SET EXERCISE =>
Listed below are entries; give the number of lines among them that include "this", and only that number.
-.-.-
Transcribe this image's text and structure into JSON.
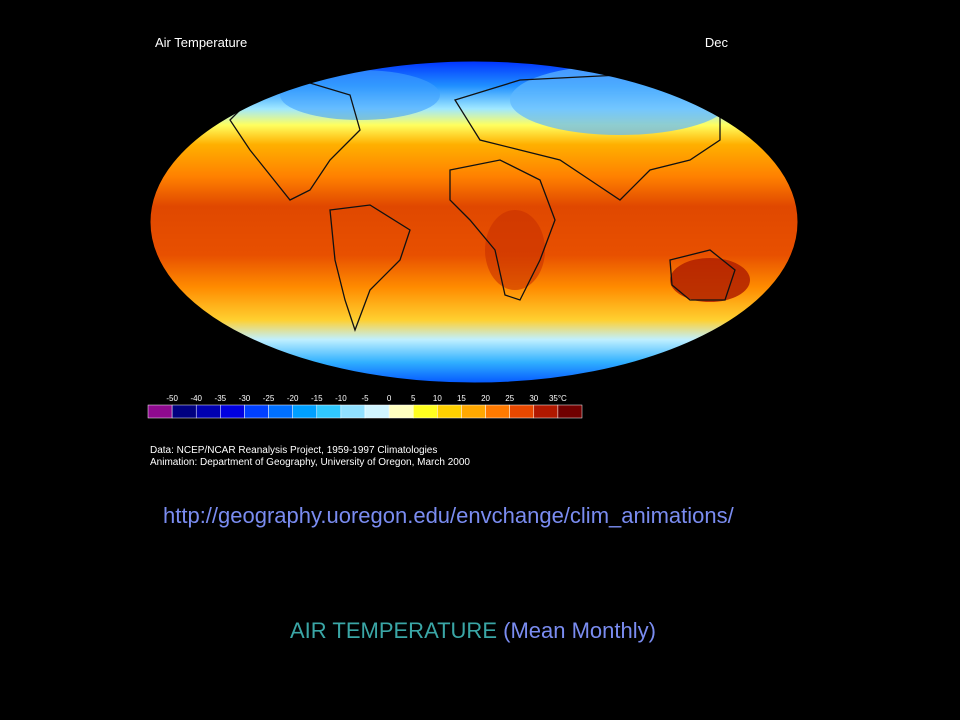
{
  "map": {
    "title": "Air Temperature",
    "month": "Dec",
    "legend": {
      "labels": [
        "-50",
        "-40",
        "-35",
        "-30",
        "-25",
        "-20",
        "-15",
        "-10",
        "-5",
        "0",
        "5",
        "10",
        "15",
        "20",
        "25",
        "30",
        "35°C"
      ],
      "colors": [
        "#8e0a8e",
        "#000080",
        "#0000b0",
        "#0000e0",
        "#0040ff",
        "#0070ff",
        "#00a0ff",
        "#30c8ff",
        "#90e0ff",
        "#d0f4ff",
        "#ffffc0",
        "#ffff20",
        "#ffd000",
        "#ffa800",
        "#ff7a00",
        "#e84800",
        "#b01800",
        "#700000"
      ]
    },
    "credits": [
      "Data: NCEP/NCAR Reanalysis Project, 1959-1997 Climatologies",
      "Animation: Department of Geography, University of Oregon, March 2000"
    ]
  },
  "slide": {
    "url": "http://geography.uoregon.edu/envchange/clim_animations/",
    "caption_main": "AIR TEMPERATURE",
    "caption_sub": "(Mean Monthly)"
  }
}
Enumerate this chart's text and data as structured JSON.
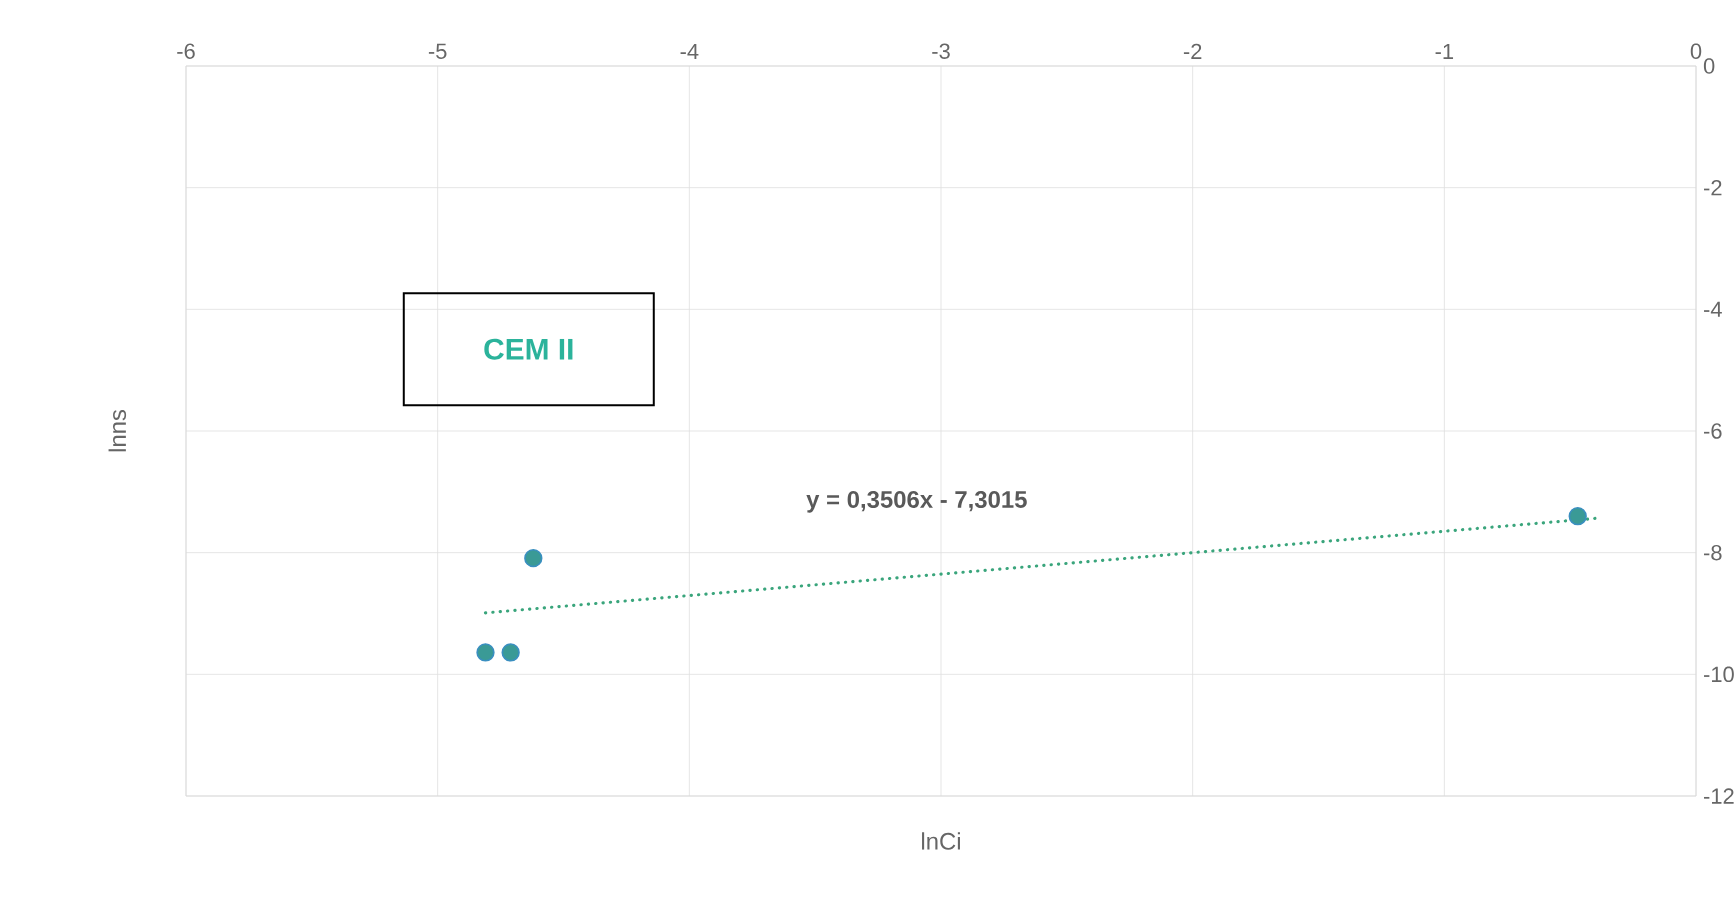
-.-.-
SOLUTION =>
2